TEXT BLOCK —

(begin)

Oh, there's got to be evidence. I mean, I've covered so many news stories, I'm sure I'll find a news story right now, okay.

Speaker 6:

All right.

Speaker 1:

Report back to us.

Speaker 6:

What Kyle Thank you In our Patreon chat. Vanessa saying, urban legend or not, in my world Richard Gere had a gerbil in his ass.

Speaker 1:

And good for him if he did. I mean, he was dating Cindy Crawford at the time.

Speaker 4:

Oh well, that's a beard. There's no way that wasn't a real relationship she wasn't furry enough.

Speaker 5:

No.

Speaker 1:

All right, that brings us to our next chapter, which is called Eat Pray Snipe, and I have a couple of quick little vignettes here from figures, famous figures that might surprise you. Okay, they were all snipers in a previous life. Okay, dave Thomas, you remember him From Wendy's. From Wendy's, he's the guy that told you to buy the Big Bacon Classic for 99 cents. Support my daughter. And he pushed down on the patties. That was the big thing at Wendy's.

(end)

RECORDS SHOWN —
(begin)

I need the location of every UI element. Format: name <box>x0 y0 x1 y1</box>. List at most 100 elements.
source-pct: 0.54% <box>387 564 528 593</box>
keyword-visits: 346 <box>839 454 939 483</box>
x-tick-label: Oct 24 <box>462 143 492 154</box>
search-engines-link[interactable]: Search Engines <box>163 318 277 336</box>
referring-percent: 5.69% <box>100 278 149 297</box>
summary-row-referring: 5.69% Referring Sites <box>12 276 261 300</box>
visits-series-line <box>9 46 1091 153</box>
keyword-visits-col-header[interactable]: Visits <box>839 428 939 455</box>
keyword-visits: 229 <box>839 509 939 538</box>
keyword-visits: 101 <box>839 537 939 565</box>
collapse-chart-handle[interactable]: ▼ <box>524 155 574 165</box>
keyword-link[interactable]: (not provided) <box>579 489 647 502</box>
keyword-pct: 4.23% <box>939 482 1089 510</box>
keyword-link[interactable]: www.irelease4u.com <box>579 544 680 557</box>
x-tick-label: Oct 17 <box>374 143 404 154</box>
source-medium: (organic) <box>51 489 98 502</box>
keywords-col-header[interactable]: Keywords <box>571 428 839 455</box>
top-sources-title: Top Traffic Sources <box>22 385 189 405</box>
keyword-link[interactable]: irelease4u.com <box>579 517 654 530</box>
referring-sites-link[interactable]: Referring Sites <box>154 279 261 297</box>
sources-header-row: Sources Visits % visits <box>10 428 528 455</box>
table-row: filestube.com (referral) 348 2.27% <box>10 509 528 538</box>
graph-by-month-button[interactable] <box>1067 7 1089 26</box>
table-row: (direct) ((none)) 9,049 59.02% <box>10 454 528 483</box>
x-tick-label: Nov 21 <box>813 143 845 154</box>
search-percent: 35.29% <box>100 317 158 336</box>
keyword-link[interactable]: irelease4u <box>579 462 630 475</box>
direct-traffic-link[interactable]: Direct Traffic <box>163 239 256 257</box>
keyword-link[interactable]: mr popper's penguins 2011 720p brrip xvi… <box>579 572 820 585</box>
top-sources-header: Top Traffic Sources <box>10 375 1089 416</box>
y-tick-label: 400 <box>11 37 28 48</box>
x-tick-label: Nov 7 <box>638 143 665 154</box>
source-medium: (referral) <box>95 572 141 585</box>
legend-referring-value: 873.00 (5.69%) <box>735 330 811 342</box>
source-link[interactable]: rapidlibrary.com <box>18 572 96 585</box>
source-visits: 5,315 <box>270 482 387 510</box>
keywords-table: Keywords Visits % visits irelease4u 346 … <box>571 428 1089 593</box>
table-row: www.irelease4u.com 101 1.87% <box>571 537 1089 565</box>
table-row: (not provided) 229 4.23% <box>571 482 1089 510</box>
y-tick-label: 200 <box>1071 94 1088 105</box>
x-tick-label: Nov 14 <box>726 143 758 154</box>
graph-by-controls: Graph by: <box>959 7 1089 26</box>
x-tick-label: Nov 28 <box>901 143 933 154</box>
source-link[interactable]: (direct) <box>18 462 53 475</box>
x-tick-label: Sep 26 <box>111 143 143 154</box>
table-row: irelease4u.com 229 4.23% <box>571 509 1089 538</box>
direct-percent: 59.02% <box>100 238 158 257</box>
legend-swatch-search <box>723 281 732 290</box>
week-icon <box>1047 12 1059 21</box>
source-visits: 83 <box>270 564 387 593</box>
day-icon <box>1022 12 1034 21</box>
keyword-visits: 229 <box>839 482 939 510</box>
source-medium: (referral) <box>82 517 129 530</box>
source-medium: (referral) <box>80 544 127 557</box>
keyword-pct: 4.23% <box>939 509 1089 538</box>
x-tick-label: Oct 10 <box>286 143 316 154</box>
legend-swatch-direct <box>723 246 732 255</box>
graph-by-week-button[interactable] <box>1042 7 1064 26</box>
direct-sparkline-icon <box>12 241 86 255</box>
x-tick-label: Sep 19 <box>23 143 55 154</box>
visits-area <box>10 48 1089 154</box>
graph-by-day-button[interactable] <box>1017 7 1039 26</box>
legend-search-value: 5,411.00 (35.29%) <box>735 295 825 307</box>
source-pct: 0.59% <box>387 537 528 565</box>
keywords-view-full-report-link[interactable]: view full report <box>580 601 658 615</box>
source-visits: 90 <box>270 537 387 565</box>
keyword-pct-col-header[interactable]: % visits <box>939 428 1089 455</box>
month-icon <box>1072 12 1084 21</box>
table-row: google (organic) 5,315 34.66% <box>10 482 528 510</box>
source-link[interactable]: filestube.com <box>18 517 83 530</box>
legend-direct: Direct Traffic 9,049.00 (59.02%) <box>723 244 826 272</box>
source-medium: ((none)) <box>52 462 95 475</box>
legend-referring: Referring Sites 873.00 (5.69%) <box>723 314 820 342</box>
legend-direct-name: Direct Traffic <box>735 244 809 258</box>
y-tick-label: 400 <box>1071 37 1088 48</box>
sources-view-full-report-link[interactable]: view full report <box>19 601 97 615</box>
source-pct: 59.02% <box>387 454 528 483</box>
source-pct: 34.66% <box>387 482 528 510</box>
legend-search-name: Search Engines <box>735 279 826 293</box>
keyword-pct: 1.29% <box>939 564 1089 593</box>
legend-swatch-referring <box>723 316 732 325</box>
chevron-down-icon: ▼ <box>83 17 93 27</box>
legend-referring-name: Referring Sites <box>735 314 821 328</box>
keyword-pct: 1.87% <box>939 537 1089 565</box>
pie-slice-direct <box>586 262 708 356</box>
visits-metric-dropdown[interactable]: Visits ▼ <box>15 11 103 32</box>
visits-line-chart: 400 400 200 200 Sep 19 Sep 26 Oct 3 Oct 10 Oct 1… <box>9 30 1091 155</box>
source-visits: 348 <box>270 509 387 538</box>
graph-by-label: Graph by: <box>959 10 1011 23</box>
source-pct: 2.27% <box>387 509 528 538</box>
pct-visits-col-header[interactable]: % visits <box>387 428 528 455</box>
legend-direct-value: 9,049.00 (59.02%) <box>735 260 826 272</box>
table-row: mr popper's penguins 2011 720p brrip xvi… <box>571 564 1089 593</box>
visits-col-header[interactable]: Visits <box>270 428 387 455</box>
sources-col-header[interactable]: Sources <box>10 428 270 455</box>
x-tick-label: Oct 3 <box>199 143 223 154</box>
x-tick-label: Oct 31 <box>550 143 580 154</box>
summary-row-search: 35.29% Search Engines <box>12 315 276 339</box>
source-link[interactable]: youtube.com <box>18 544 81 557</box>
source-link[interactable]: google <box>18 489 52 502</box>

(end)

PARTS OF THE EXERCISE —
(A) Answer these about the podcast transcript:
(i) Where did Vanessa make her comment?
(ii) What is the next chapter called?
(iii) What did Dave Thomas tell people to buy, and for how much?
(B) Please reproduce the stretch of the podcast transcript from "What Kyle Thank" through "wasn't furry enough." word for word.
The material has no connection to the podcast transcript.

ANSWERS FOR THE TASKS —
(A)
(i) In the Patreon chat.
(ii) Eat Pray Snipe.
(iii) The Big Bacon Classic, for 99 cents.

(B)
What Kyle Thank you In our Patreon chat. Vanessa saying, urban legend or not, in my world Richard Gere had a gerbil in his ass.

Speaker 1:

And good for him if he did. I mean, he was dating Cindy Crawford at the time.

Speaker 4:

Oh well, that's a beard. There's no way that wasn't a real relationship she wasn't furry enough.